→ Exercise aim: Repeat the material below exactly, line for line.

→ Material provided:
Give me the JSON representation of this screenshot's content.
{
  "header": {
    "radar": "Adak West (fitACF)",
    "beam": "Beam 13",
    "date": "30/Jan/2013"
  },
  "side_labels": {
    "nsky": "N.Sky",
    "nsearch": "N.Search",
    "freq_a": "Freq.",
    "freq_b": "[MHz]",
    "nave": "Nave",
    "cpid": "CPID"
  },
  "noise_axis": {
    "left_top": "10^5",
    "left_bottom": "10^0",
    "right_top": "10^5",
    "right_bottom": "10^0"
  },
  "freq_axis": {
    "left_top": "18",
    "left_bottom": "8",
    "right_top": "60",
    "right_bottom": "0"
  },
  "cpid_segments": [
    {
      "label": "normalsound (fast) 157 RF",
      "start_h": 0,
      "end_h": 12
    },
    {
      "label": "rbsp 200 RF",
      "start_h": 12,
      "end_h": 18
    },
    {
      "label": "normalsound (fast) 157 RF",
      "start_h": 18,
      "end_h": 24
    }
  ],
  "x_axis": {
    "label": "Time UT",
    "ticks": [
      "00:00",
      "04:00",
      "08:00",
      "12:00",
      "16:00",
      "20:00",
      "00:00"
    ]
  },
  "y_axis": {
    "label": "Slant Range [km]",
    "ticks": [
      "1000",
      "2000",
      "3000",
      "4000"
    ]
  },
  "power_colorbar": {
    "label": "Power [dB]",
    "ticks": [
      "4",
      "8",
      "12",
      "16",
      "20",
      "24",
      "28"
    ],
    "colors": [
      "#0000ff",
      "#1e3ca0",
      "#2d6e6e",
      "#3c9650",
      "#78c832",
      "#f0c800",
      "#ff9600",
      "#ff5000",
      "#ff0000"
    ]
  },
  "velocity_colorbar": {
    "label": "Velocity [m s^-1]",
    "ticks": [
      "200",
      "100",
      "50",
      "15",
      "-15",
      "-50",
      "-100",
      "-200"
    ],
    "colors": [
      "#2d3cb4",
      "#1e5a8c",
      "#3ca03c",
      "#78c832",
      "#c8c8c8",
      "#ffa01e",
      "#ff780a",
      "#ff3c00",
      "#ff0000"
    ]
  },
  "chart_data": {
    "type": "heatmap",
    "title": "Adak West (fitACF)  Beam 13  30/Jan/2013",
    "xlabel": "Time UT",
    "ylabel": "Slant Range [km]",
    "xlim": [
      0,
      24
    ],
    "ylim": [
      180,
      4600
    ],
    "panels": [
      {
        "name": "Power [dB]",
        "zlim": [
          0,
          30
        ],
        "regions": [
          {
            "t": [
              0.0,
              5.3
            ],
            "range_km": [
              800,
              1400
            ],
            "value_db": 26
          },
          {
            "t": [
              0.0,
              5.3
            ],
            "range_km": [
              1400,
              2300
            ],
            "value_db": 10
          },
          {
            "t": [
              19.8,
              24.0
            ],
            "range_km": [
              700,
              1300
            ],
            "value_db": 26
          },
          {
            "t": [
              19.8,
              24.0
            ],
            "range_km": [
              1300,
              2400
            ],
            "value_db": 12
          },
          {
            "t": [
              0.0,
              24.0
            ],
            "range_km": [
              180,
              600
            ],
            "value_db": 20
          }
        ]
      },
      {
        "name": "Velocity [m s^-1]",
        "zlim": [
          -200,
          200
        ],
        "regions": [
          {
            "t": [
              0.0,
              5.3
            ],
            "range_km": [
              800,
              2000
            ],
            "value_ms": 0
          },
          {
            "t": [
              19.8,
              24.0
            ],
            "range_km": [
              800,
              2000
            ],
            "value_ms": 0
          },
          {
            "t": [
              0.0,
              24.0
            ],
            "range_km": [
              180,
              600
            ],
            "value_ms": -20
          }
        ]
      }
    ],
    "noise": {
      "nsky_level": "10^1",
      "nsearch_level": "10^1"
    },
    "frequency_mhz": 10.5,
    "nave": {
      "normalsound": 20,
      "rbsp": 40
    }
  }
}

→ Result of the task:
Give me the JSON representation of this screenshot's content.
{
  "header": {
    "radar": "Adak West (fitACF)",
    "beam": "Beam 13",
    "date": "30/Jan/2013"
  },
  "side_labels": {
    "nsky": "N.Sky",
    "nsearch": "N.Search",
    "freq_a": "Freq.",
    "freq_b": "[MHz]",
    "nave": "Nave",
    "cpid": "CPID"
  },
  "noise_axis": {
    "left_top": "10^5",
    "left_bottom": "10^0",
    "right_top": "10^5",
    "right_bottom": "10^0"
  },
  "freq_axis": {
    "left_top": "18",
    "left_bottom": "8",
    "right_top": "60",
    "right_bottom": "0"
  },
  "cpid_segments": [
    {
      "label": "normalsound (fast) 157 RF",
      "start_h": 0,
      "end_h": 12
    },
    {
      "label": "rbsp 200 RF",
      "start_h": 12,
      "end_h": 18
    },
    {
      "label": "normalsound (fast) 157 RF",
      "start_h": 18,
      "end_h": 24
    }
  ],
  "x_axis": {
    "label": "Time UT",
    "ticks": [
      "00:00",
      "04:00",
      "08:00",
      "12:00",
      "16:00",
      "20:00",
      "00:00"
    ]
  },
  "y_axis": {
    "label": "Slant Range [km]",
    "ticks": [
      "1000",
      "2000",
      "3000",
      "4000"
    ]
  },
  "power_colorbar": {
    "label": "Power [dB]",
    "ticks": [
      "4",
      "8",
      "12",
      "16",
      "20",
      "24",
      "28"
    ],
    "colors": [
      "#0000ff",
      "#1e3ca0",
      "#2d6e6e",
      "#3c9650",
      "#78c832",
      "#f0c800",
      "#ff9600",
      "#ff5000",
      "#ff0000"
    ]
  },
  "velocity_colorbar": {
    "label": "Velocity [m s^-1]",
    "ticks": [
      "200",
      "100",
      "50",
      "15",
      "-15",
      "-50",
      "-100",
      "-200"
    ],
    "colors": [
      "#2d3cb4",
      "#1e5a8c",
      "#3ca03c",
      "#78c832",
      "#c8c8c8",
      "#ffa01e",
      "#ff780a",
      "#ff3c00",
      "#ff0000"
    ]
  },
  "chart_data": {
    "type": "heatmap",
    "title": "Adak West (fitACF)  Beam 13  30/Jan/2013",
    "xlabel": "Time UT",
    "ylabel": "Slant Range [km]",
    "xlim": [
      0,
      24
    ],
    "ylim": [
      180,
      4600
    ],
    "panels": [
      {
        "name": "Power [dB]",
        "zlim": [
          0,
          30
        ],
        "regions": [
          {
            "t": [
              0.0,
              5.3
            ],
            "range_km": [
              800,
              1400
            ],
            "value_db": 26
          },
          {
            "t": [
              0.0,
              5.3
            ],
            "range_km": [
              1400,
              2300
            ],
            "value_db": 10
          },
          {
            "t": [
              19.8,
              24.0
            ],
            "range_km": [
              700,
              1300
            ],
            "value_db": 26
          },
          {
            "t": [
              19.8,
              24.0
            ],
            "range_km": [
              1300,
              2400
            ],
            "value_db": 12
          },
          {
            "t": [
              0.0,
              24.0
            ],
            "range_km": [
              180,
              600
            ],
            "value_db": 20
          }
        ]
      },
      {
        "name": "Velocity [m s^-1]",
        "zlim": [
          -200,
          200
        ],
        "regions": [
          {
            "t": [
              0.0,
              5.3
            ],
            "range_km": [
              800,
              2000
            ],
            "value_ms": 0
          },
          {
            "t": [
              19.8,
              24.0
            ],
            "range_km": [
              800,
              2000
            ],
            "value_ms": 0
          },
          {
            "t": [
              0.0,
              24.0
            ],
            "range_km": [
              180,
              600
            ],
            "value_ms": -20
          }
        ]
      }
    ],
    "noise": {
      "nsky_level": "10^1",
      "nsearch_level": "10^1"
    },
    "frequency_mhz": 10.5,
    "nave": {
      "normalsound": 20,
      "rbsp": 40
    }
  }
}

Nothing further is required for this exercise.